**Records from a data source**
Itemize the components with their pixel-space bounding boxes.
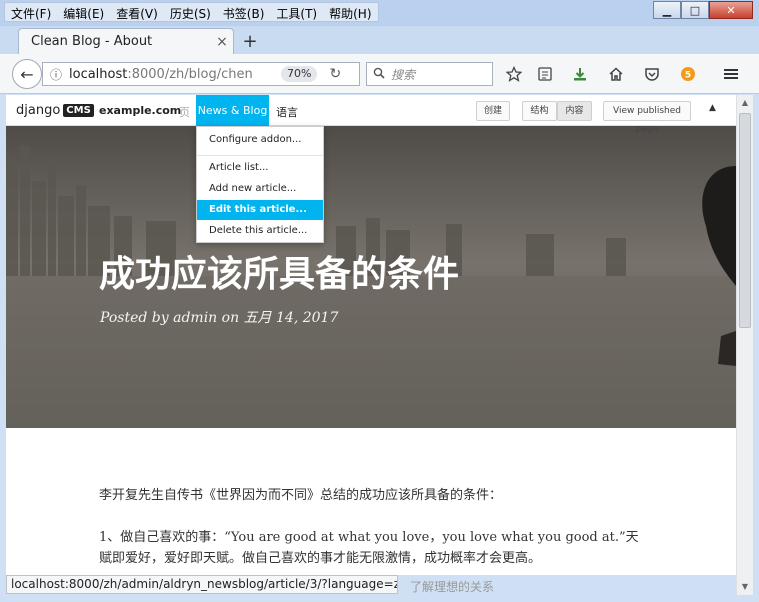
post-date: 五月 14, 2017 bbox=[243, 310, 339, 326]
menu-file[interactable]: 文件(F) bbox=[5, 3, 57, 21]
menu-bookmarks[interactable]: 书签(B) bbox=[217, 3, 271, 21]
svg-text:5: 5 bbox=[685, 71, 691, 81]
django-cms-logo[interactable]: django CMS bbox=[16, 103, 94, 118]
tab-strip: Clean Blog - About × + bbox=[0, 26, 759, 54]
menu-help[interactable]: 帮助(H) bbox=[323, 3, 377, 21]
window-bottom-border bbox=[0, 595, 759, 602]
url-path: :8000/zh/blog/cheng-g bbox=[127, 66, 253, 82]
delete-article-item[interactable]: Delete this article... bbox=[197, 221, 323, 241]
search-icon bbox=[373, 67, 385, 82]
article-list-item[interactable]: Article list... bbox=[197, 158, 323, 178]
language-menu[interactable]: 语言 bbox=[276, 104, 298, 120]
view-published-button[interactable]: View published page bbox=[603, 101, 691, 134]
vertical-scrollbar[interactable]: ▲ ▼ bbox=[736, 95, 753, 595]
url-bar[interactable]: ⓘ localhost:8000/zh/blog/cheng-g 70% ↻ bbox=[42, 62, 360, 86]
new-tab-button[interactable]: + bbox=[240, 31, 260, 52]
menu-view[interactable]: 查看(V) bbox=[110, 3, 164, 21]
site-info-icon[interactable]: ⓘ bbox=[43, 66, 69, 83]
close-window-button[interactable]: ✕ bbox=[709, 1, 753, 19]
cms-toolbar: django CMS example.com 页 News & Blog 语言 … bbox=[6, 95, 736, 134]
window-titlebar: 文件(F) 编辑(E) 查看(V) 历史(S) 书签(B) 工具(T) 帮助(H… bbox=[0, 0, 759, 26]
bookmark-star-icon[interactable] bbox=[503, 64, 525, 84]
article-title: 成功应该所具备的条件 bbox=[99, 254, 460, 295]
configure-addon-item[interactable]: Configure addon... bbox=[197, 130, 323, 150]
add-article-item[interactable]: Add new article... bbox=[197, 179, 323, 199]
window-controls: ▁ □ ✕ bbox=[653, 1, 753, 19]
article-body: 李开复先生自传书《世界因为而不同》总结的成功应该所具备的条件： 1、做自己喜欢的… bbox=[99, 485, 639, 575]
scroll-thumb[interactable] bbox=[739, 113, 751, 328]
zoom-indicator[interactable]: 70% bbox=[281, 66, 318, 82]
back-button[interactable]: ← bbox=[12, 59, 42, 89]
menu-edit[interactable]: 编辑(E) bbox=[57, 3, 110, 21]
create-button[interactable]: 创建 bbox=[476, 101, 510, 121]
scroll-down-arrow-icon[interactable]: ▼ bbox=[737, 579, 753, 595]
hamburger-menu-icon[interactable] bbox=[720, 64, 742, 84]
tab-title: Clean Blog - About bbox=[31, 34, 153, 49]
article-text-partial: 了解理想的关系 bbox=[410, 580, 495, 594]
reading-list-icon[interactable] bbox=[534, 64, 556, 84]
structure-button[interactable]: 结构 bbox=[522, 101, 557, 121]
download-icon[interactable] bbox=[569, 64, 591, 84]
on-label: on bbox=[221, 310, 240, 326]
page-viewport: 成功应该所具备的条件 Posted by admin on 五月 14, 201… bbox=[6, 95, 736, 575]
site-menu[interactable]: example.com bbox=[99, 104, 181, 117]
article-point-1: 1、做自己喜欢的事：“You are good at what you love… bbox=[99, 530, 639, 566]
menu-history[interactable]: 历史(S) bbox=[164, 3, 217, 21]
menu-tools[interactable]: 工具(T) bbox=[270, 3, 323, 21]
home-icon[interactable] bbox=[605, 64, 627, 84]
search-box[interactable]: 搜索 bbox=[366, 62, 493, 86]
edit-article-item[interactable]: Edit this article... bbox=[197, 200, 323, 220]
article-intro: 李开复先生自传书《世界因为而不同》总结的成功应该所具备的条件： bbox=[99, 488, 503, 503]
pocket-icon[interactable] bbox=[641, 64, 663, 84]
navigation-toolbar: ← ⓘ localhost:8000/zh/blog/cheng-g 70% ↻… bbox=[0, 54, 759, 94]
maximize-button[interactable]: □ bbox=[681, 1, 709, 19]
url-text[interactable]: localhost:8000/zh/blog/cheng-g bbox=[69, 67, 253, 82]
logo-badge: CMS bbox=[63, 104, 94, 117]
news-blog-menu[interactable]: News & Blog bbox=[196, 95, 269, 126]
tab-close-icon[interactable]: × bbox=[211, 34, 233, 50]
menu-divider bbox=[197, 155, 323, 156]
addon-extension-icon[interactable]: 5 bbox=[677, 64, 699, 84]
search-placeholder: 搜索 bbox=[391, 67, 416, 82]
menu-bar: 文件(F) 编辑(E) 查看(V) 历史(S) 书签(B) 工具(T) 帮助(H… bbox=[4, 2, 379, 22]
browser-tab[interactable]: Clean Blog - About × bbox=[18, 28, 234, 54]
page-menu[interactable]: 页 bbox=[179, 104, 190, 120]
hero-header: 成功应该所具备的条件 Posted by admin on 五月 14, 201… bbox=[6, 126, 736, 428]
reload-icon[interactable]: ↻ bbox=[329, 66, 341, 82]
collapse-toolbar-icon[interactable]: ▲ bbox=[709, 103, 716, 113]
news-blog-dropdown: Configure addon... Article list... Add n… bbox=[196, 126, 324, 243]
author-link[interactable]: admin bbox=[173, 310, 217, 326]
url-host: localhost bbox=[69, 66, 128, 82]
scroll-up-arrow-icon[interactable]: ▲ bbox=[737, 95, 753, 111]
minimize-button[interactable]: ▁ bbox=[653, 1, 681, 19]
content-button[interactable]: 内容 bbox=[557, 101, 592, 121]
article-meta: Posted by admin on 五月 14, 2017 bbox=[100, 307, 338, 327]
status-bar-url: localhost:8000/zh/admin/aldryn_newsblog/… bbox=[6, 575, 398, 594]
logo-text: django bbox=[16, 103, 61, 118]
posted-by-label: Posted by bbox=[100, 310, 169, 326]
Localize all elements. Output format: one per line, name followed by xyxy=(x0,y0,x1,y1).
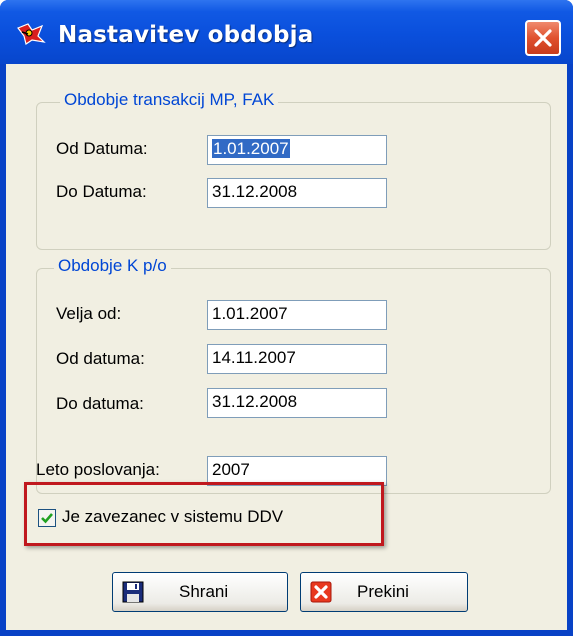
business-year-label: Leto poslovanja: xyxy=(36,460,160,479)
dialog-window: Nastavitev obdobja Obdobje transakcij MP… xyxy=(0,0,573,636)
close-button[interactable] xyxy=(525,20,561,56)
window-title: Nastavitev obdobja xyxy=(58,22,314,48)
transactions-period-group xyxy=(36,102,551,250)
cancel-button[interactable]: Prekini xyxy=(300,572,468,612)
to-date-input[interactable]: 31.12.2008 xyxy=(207,178,387,208)
from-date-label: Od Datuma: xyxy=(56,139,148,158)
kpo-to-date-label: Do datuma: xyxy=(56,394,144,413)
app-logo-icon xyxy=(16,22,46,46)
cancel-x-icon xyxy=(310,581,332,603)
transactions-period-title: Obdobje transakcij MP, FAK xyxy=(60,90,279,110)
save-button[interactable]: Shrani xyxy=(112,572,288,612)
cancel-button-label: Prekini xyxy=(357,582,409,601)
vat-checkbox-label[interactable]: Je zavezanec v sistemu DDV xyxy=(62,507,283,527)
title-bar[interactable]: Nastavitev obdobja xyxy=(0,0,573,64)
to-date-label: Do Datuma: xyxy=(56,182,147,201)
valid-from-label: Velja od: xyxy=(56,304,122,323)
kpo-from-date-label: Od datuma: xyxy=(56,349,145,368)
from-date-value: 1.01.2007 xyxy=(212,139,290,158)
kpo-from-date-input[interactable]: 14.11.2007 xyxy=(207,344,387,374)
floppy-disk-icon xyxy=(122,581,144,603)
save-button-label: Shrani xyxy=(179,582,229,601)
checkmark-icon xyxy=(41,513,53,524)
from-date-input[interactable]: 1.01.2007 xyxy=(207,135,387,165)
close-icon xyxy=(534,29,552,47)
valid-from-input[interactable]: 1.01.2007 xyxy=(207,300,387,330)
kpo-to-date-input[interactable]: 31.12.2008 xyxy=(207,388,387,418)
vat-checkbox[interactable] xyxy=(38,509,56,527)
kpo-period-title: Obdobje K p/o xyxy=(54,256,171,276)
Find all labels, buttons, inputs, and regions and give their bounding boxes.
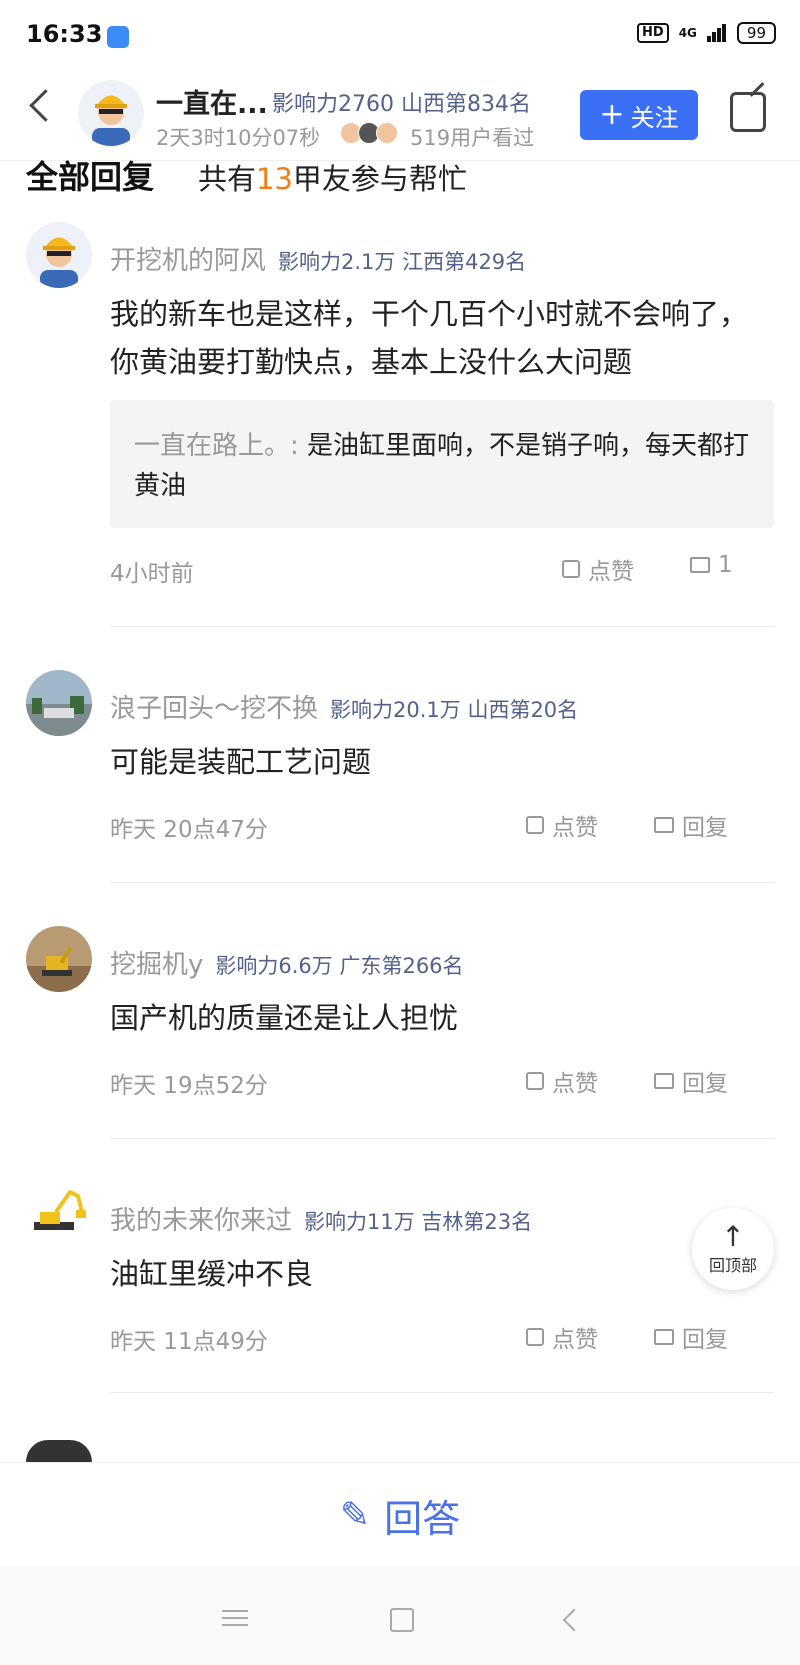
back-icon[interactable] bbox=[562, 1608, 586, 1632]
share-icon[interactable] bbox=[730, 92, 766, 132]
reply-author-info: 影响力6.6万 广东第266名 bbox=[215, 954, 464, 978]
like-button[interactable]: 点赞 bbox=[526, 1320, 598, 1354]
avatar[interactable] bbox=[78, 80, 144, 146]
quoted-author: 一直在路上。: bbox=[134, 431, 299, 461]
reply-author-name[interactable]: 开挖机的阿风 bbox=[110, 240, 266, 277]
answer-button[interactable]: ✎ 回答 bbox=[0, 1462, 800, 1568]
reply-author-info: 影响力20.1万 山西第20名 bbox=[330, 698, 579, 722]
like-button[interactable]: 点赞 bbox=[526, 808, 598, 842]
avatar[interactable] bbox=[26, 222, 92, 288]
reply-author-name[interactable]: 浪子回头～挖不换 bbox=[110, 688, 318, 725]
like-button[interactable]: 点赞 bbox=[562, 552, 634, 586]
reply-time: 4小时前 bbox=[110, 561, 194, 587]
reply-author: 开挖机的阿风 影响力2.1万 江西第429名 bbox=[110, 240, 526, 277]
reply-author-info: 影响力2.1万 江西第429名 bbox=[278, 250, 527, 274]
arrow-up-icon: ↑ bbox=[721, 1220, 745, 1253]
asker-name[interactable]: 一直在... bbox=[156, 82, 268, 121]
follow-button[interactable]: + 关注 bbox=[580, 90, 698, 140]
like-label: 点赞 bbox=[552, 815, 598, 841]
time-elapsed: 2天3时10分07秒 bbox=[156, 126, 321, 150]
reply-time: 昨天 19点52分 bbox=[110, 1073, 268, 1099]
section-subtitle: 共有13甲友参与帮忙 bbox=[198, 156, 467, 198]
avatar[interactable] bbox=[26, 670, 92, 736]
comment-icon bbox=[654, 1073, 674, 1089]
thumbs-up-icon bbox=[526, 816, 544, 834]
divider bbox=[110, 1392, 774, 1393]
reply-author-name[interactable]: 挖掘机y bbox=[110, 944, 203, 981]
reply-author: 浪子回头～挖不换 影响力20.1万 山西第20名 bbox=[110, 688, 578, 725]
subtitle-suffix: 甲友参与帮忙 bbox=[292, 162, 467, 196]
section-title: 全部回复 bbox=[26, 158, 155, 196]
comment-icon bbox=[654, 1329, 674, 1345]
reply-label: 回复 bbox=[682, 1071, 728, 1097]
reply-button[interactable]: 回复 bbox=[654, 808, 728, 842]
plus-icon: + bbox=[599, 97, 625, 132]
app-notification-icon bbox=[107, 26, 129, 48]
reply-body: 国产机的质量还是让人担忧 bbox=[110, 1001, 459, 1035]
reply-body: 我的新车也是这样，干个几百个小时就不会响了，你黄油要打勤快点，基本上没什么大问题 bbox=[110, 297, 749, 379]
menu-icon[interactable] bbox=[222, 1610, 248, 1631]
reply-author-info: 影响力11万 吉林第23名 bbox=[304, 1210, 533, 1234]
reply-author-name[interactable]: 我的未来你来过 bbox=[110, 1200, 292, 1237]
battery-icon: 99 bbox=[736, 22, 776, 44]
divider bbox=[110, 882, 774, 883]
reply-body: 油缸里缓冲不良 bbox=[110, 1257, 314, 1291]
avatar[interactable] bbox=[26, 1440, 92, 1462]
divider bbox=[110, 1138, 774, 1139]
status-indicators: HD 4G 99 bbox=[637, 22, 776, 44]
quoted-text: 一直在路上。: 是油缸里面响，不是销子响，每天都打黄油 bbox=[134, 426, 754, 506]
quoted-reply[interactable]: 一直在路上。: 是油缸里面响，不是销子响，每天都打黄油 bbox=[110, 400, 774, 528]
viewer-avatars bbox=[340, 122, 398, 144]
comment-icon bbox=[654, 817, 674, 833]
home-icon[interactable] bbox=[390, 1608, 414, 1632]
reply-time: 昨天 11点49分 bbox=[110, 1329, 268, 1355]
divider bbox=[110, 626, 774, 627]
reply-time: 昨天 20点47分 bbox=[110, 817, 268, 843]
back-to-top-button[interactable]: ↑ 回顶部 bbox=[692, 1208, 774, 1290]
subtitle-prefix: 共有 bbox=[198, 162, 257, 196]
reply-author: 我的未来你来过 影响力11万 吉林第23名 bbox=[110, 1200, 532, 1237]
avatar[interactable] bbox=[26, 1182, 92, 1248]
like-button[interactable]: 点赞 bbox=[526, 1064, 598, 1098]
reply-count: 13 bbox=[256, 162, 293, 196]
status-time: 16:33 bbox=[26, 20, 103, 48]
reply-author: 挖掘机y 影响力6.6万 广东第266名 bbox=[110, 944, 464, 981]
thumbs-up-icon bbox=[526, 1328, 544, 1346]
follow-label: 关注 bbox=[630, 103, 679, 132]
thumbs-up-icon bbox=[526, 1072, 544, 1090]
signal-icon bbox=[706, 24, 727, 42]
network-label: 4G bbox=[678, 26, 697, 40]
thumbs-up-icon bbox=[562, 560, 580, 578]
comment-icon bbox=[690, 557, 710, 573]
system-nav-bar bbox=[0, 1566, 800, 1665]
reply-body: 可能是装配工艺问题 bbox=[110, 745, 372, 779]
reply-button[interactable]: 回复 bbox=[654, 1320, 728, 1354]
question-header: 一直在... 影响力2760 山西第834名 2天3时10分07秒 519用户看… bbox=[0, 70, 800, 161]
like-label: 点赞 bbox=[552, 1327, 598, 1353]
comment-button[interactable]: 1 bbox=[690, 552, 733, 578]
back-to-top-label: 回顶部 bbox=[708, 1256, 757, 1275]
hd-icon: HD bbox=[637, 23, 669, 43]
reply-label: 回复 bbox=[682, 815, 728, 841]
avatar[interactable] bbox=[26, 926, 92, 992]
like-label: 点赞 bbox=[552, 1071, 598, 1097]
asker-info: 影响力2760 山西第834名 bbox=[272, 92, 531, 117]
reply-button[interactable]: 回复 bbox=[654, 1064, 728, 1098]
answer-label: 回答 bbox=[384, 1496, 461, 1541]
reply-label: 回复 bbox=[682, 1327, 728, 1353]
pen-icon: ✎ bbox=[339, 1494, 371, 1536]
back-button[interactable] bbox=[29, 89, 62, 122]
comment-count: 1 bbox=[718, 552, 733, 578]
like-label: 点赞 bbox=[588, 559, 634, 585]
viewer-count: 519用户看过 bbox=[410, 126, 535, 150]
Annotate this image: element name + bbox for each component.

**Brief**
Repeat word for word every line from the one containing "back-icon[interactable] bbox=[562, 1608, 586, 1632]" down to the one containing "reply-author: 开挖机的阿风 影响力2.1万", including both of those lines.

**The answer**
back-icon[interactable] bbox=[562, 1608, 586, 1632]
share-icon[interactable] bbox=[730, 92, 766, 132]
reply-author-info: 影响力6.6万 广东第266名 bbox=[215, 954, 464, 978]
like-button[interactable]: 点赞 bbox=[526, 1320, 598, 1354]
avatar[interactable] bbox=[78, 80, 144, 146]
quoted-author: 一直在路上。: bbox=[134, 431, 299, 461]
reply-author-name[interactable]: 开挖机的阿风 bbox=[110, 240, 266, 277]
answer-button[interactable]: ✎ 回答 bbox=[0, 1462, 800, 1568]
reply-author-info: 影响力20.1万 山西第20名 bbox=[330, 698, 579, 722]
like-button[interactable]: 点赞 bbox=[526, 808, 598, 842]
avatar[interactable] bbox=[26, 222, 92, 288]
reply-author-name[interactable]: 浪子回头～挖不换 bbox=[110, 688, 318, 725]
like-button[interactable]: 点赞 bbox=[562, 552, 634, 586]
reply-time: 4小时前 bbox=[110, 561, 194, 587]
reply-author: 开挖机的阿风 影响力2.1万 江西第429名 bbox=[110, 240, 526, 277]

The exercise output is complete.